> Work instructions
Print out the entries below with no edits.

> Excerpted records

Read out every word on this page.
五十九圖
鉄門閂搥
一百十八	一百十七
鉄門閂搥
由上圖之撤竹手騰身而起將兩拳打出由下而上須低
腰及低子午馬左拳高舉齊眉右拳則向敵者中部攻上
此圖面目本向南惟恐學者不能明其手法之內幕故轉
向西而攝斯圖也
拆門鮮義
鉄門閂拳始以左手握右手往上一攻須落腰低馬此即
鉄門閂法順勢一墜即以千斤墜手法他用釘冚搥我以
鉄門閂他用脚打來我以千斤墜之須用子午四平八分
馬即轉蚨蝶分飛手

> Response to the exercise
Read out every word on this page.
五十九圖
鉄門閂搥
一百十八	一百十七
鉄門閂搥
由上圖之撤竹手騰身而起將兩拳打出由下而上須低
腰及低子午馬左拳高舉齊眉右拳則向敵者中部攻上
此圖面目本向南惟恐學者不能明其手法之內幕故轉
向西而攝斯圖也
拆門鮮義
鉄門閂拳始以左手握右手往上一攻須落腰低馬此即
鉄門閂法順勢一墜即以千斤墜手法他用釘冚搥我以
鉄門閂他用脚打來我以千斤墜之須用子午四平八分
馬即轉蚨蝶分飛手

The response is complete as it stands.